_Challenge_
Your task is to repeat all of the data exactly while excluding the pictures.

_Task data_
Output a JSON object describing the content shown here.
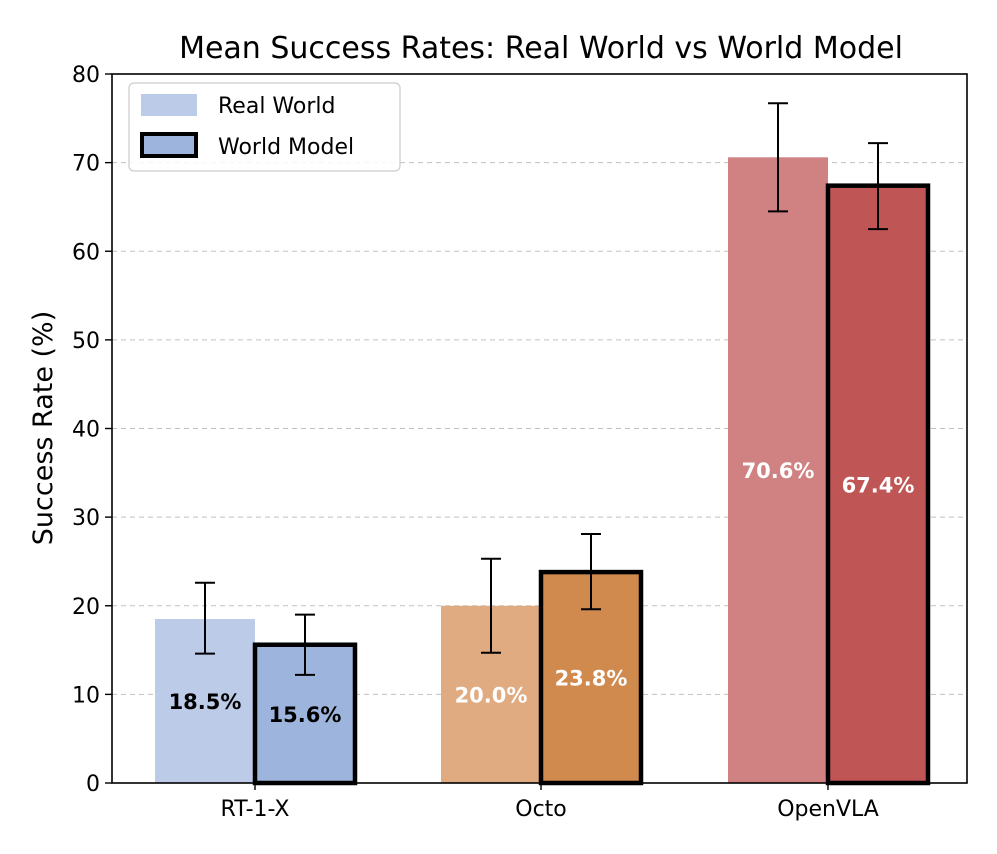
{
  "chart_data": {
    "type": "bar",
    "title": "Mean Success Rates: Real World vs World Model",
    "xlabel": "",
    "ylabel": "Success Rate (%)",
    "ylim": [
      0,
      80
    ],
    "yticks": [
      0,
      10,
      20,
      30,
      40,
      50,
      60,
      70,
      80
    ],
    "grid": "y-dashed",
    "legend_position": "top-left",
    "categories": [
      "RT-1-X",
      "Octo",
      "OpenVLA"
    ],
    "category_colors": {
      "RT-1-X": {
        "real": "#bccbe8",
        "model": "#9db4dc"
      },
      "Octo": {
        "real": "#e0ab80",
        "model": "#d08a4e"
      },
      "OpenVLA": {
        "real": "#d08282",
        "model": "#bf5555"
      }
    },
    "series": [
      {
        "name": "Real World",
        "values": [
          18.5,
          20.0,
          70.6
        ],
        "error_low": [
          14.6,
          14.7,
          64.5
        ],
        "error_high": [
          22.6,
          25.3,
          76.7
        ],
        "labels": [
          "18.5%",
          "20.0%",
          "70.6%"
        ],
        "label_colors": [
          "#000000",
          "#ffffff",
          "#ffffff"
        ],
        "outlined": false
      },
      {
        "name": "World Model",
        "values": [
          15.6,
          23.8,
          67.4
        ],
        "error_low": [
          12.2,
          19.6,
          62.5
        ],
        "error_high": [
          19.0,
          28.1,
          72.2
        ],
        "labels": [
          "15.6%",
          "23.8%",
          "67.4%"
        ],
        "label_colors": [
          "#000000",
          "#ffffff",
          "#ffffff"
        ],
        "outlined": true
      }
    ],
    "legend": {
      "entries": [
        "Real World",
        "World Model"
      ],
      "real_swatch_color": "#bccbe8",
      "model_swatch_color": "#9db4dc"
    }
  }
}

_Correct answer_
Output a JSON object describing the content shown here.
{
  "chart_data": {
    "type": "bar",
    "title": "Mean Success Rates: Real World vs World Model",
    "xlabel": "",
    "ylabel": "Success Rate (%)",
    "ylim": [
      0,
      80
    ],
    "yticks": [
      0,
      10,
      20,
      30,
      40,
      50,
      60,
      70,
      80
    ],
    "grid": "y-dashed",
    "legend_position": "top-left",
    "categories": [
      "RT-1-X",
      "Octo",
      "OpenVLA"
    ],
    "category_colors": {
      "RT-1-X": {
        "real": "#bccbe8",
        "model": "#9db4dc"
      },
      "Octo": {
        "real": "#e0ab80",
        "model": "#d08a4e"
      },
      "OpenVLA": {
        "real": "#d08282",
        "model": "#bf5555"
      }
    },
    "series": [
      {
        "name": "Real World",
        "values": [
          18.5,
          20.0,
          70.6
        ],
        "error_low": [
          14.6,
          14.7,
          64.5
        ],
        "error_high": [
          22.6,
          25.3,
          76.7
        ],
        "labels": [
          "18.5%",
          "20.0%",
          "70.6%"
        ],
        "label_colors": [
          "#000000",
          "#ffffff",
          "#ffffff"
        ],
        "outlined": false
      },
      {
        "name": "World Model",
        "values": [
          15.6,
          23.8,
          67.4
        ],
        "error_low": [
          12.2,
          19.6,
          62.5
        ],
        "error_high": [
          19.0,
          28.1,
          72.2
        ],
        "labels": [
          "15.6%",
          "23.8%",
          "67.4%"
        ],
        "label_colors": [
          "#000000",
          "#ffffff",
          "#ffffff"
        ],
        "outlined": true
      }
    ],
    "legend": {
      "entries": [
        "Real World",
        "World Model"
      ],
      "real_swatch_color": "#bccbe8",
      "model_swatch_color": "#9db4dc"
    }
  }
}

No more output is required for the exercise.